Records excerpted from a collection

>>

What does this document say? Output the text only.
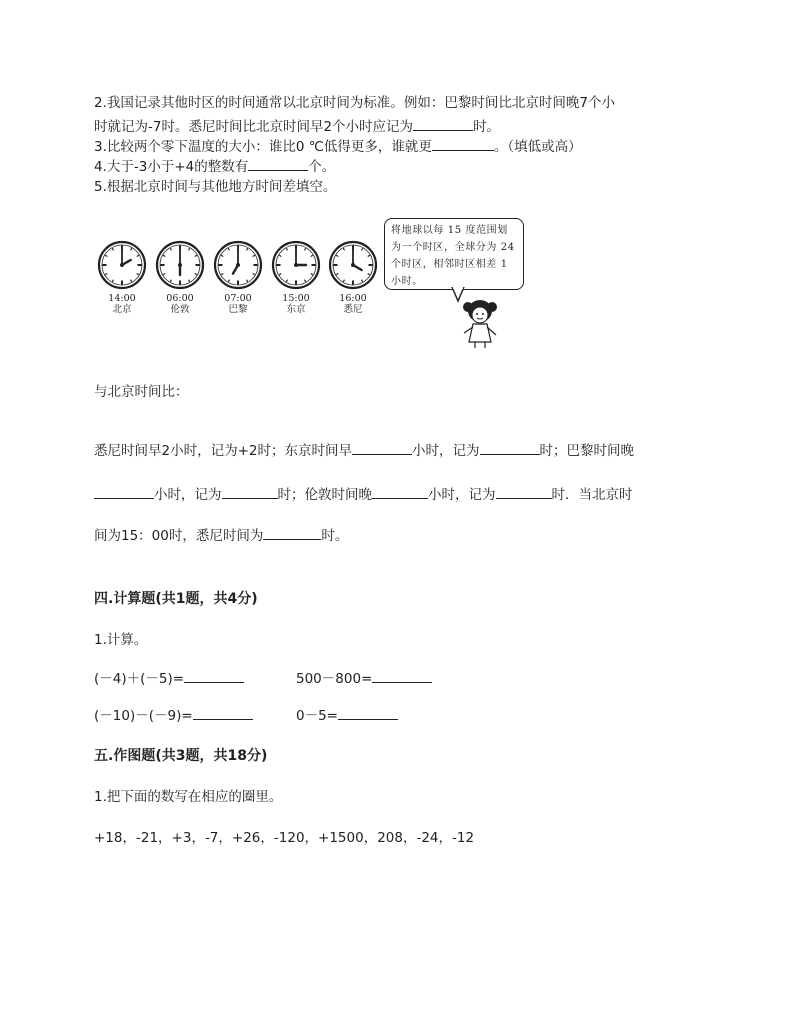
2.我国记录其他时区的时间通常以北京时间为标准。例如：巴黎时间比北京时间晚7个小
时就记为-7时。悉尼时间比北京时间早2个小时应记为	时。
3.比较两个零下温度的大小：谁比0 ℃低得更多，谁就更	。（填低或高）
4.大于-3小于+4的整数有	个。
5.根据北京时间与其他地方时间差填空。
14:00
北京
06:00
伦敦
07:00
巴黎
15:00
东京
16:00
悉尼
将地球以每 15 度范围划为一个时区，全球分为 24 个时区，相邻时区相差 1 小时。
与北京时间比：
悉尼时间早2小时，记为+2时；东京时间早	小时，记为	时；巴黎时间晚
小时，记为	时；伦敦时间晚	小时，记为	时．当北京时
间为15：00时，悉尼时间为	时。
四.计算题(共1题，共4分)
1.计算。
(－4)＋(－5)=	500－800=
(－10)－(－9)=	0－5=
五.作图题(共3题，共18分)
1.把下面的数写在相应的圈里。
+18，-21，+3，-7，+26，-120，+1500，208，-24，-12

<<

* **Problem details**: Print the whole listing above once more, word for word, without its pictures.

* **Result of this task**:
What does this document say? Output the text only.
2.我国记录其他时区的时间通常以北京时间为标准。例如：巴黎时间比北京时间晚7个小
时就记为-7时。悉尼时间比北京时间早2个小时应记为	时。
3.比较两个零下温度的大小：谁比0 ℃低得更多，谁就更	。（填低或高）
4.大于-3小于+4的整数有	个。
5.根据北京时间与其他地方时间差填空。
14:00
北京
06:00
伦敦
07:00
巴黎
15:00
东京
16:00
悉尼
将地球以每 15 度范围划为一个时区，全球分为 24 个时区，相邻时区相差 1 小时。
与北京时间比：
悉尼时间早2小时，记为+2时；东京时间早	小时，记为	时；巴黎时间晚
小时，记为	时；伦敦时间晚	小时，记为	时．当北京时
间为15：00时，悉尼时间为	时。
四.计算题(共1题，共4分)
1.计算。
(－4)＋(－5)=	500－800=
(－10)－(－9)=	0－5=
五.作图题(共3题，共18分)
1.把下面的数写在相应的圈里。
+18，-21，+3，-7，+26，-120，+1500，208，-24，-12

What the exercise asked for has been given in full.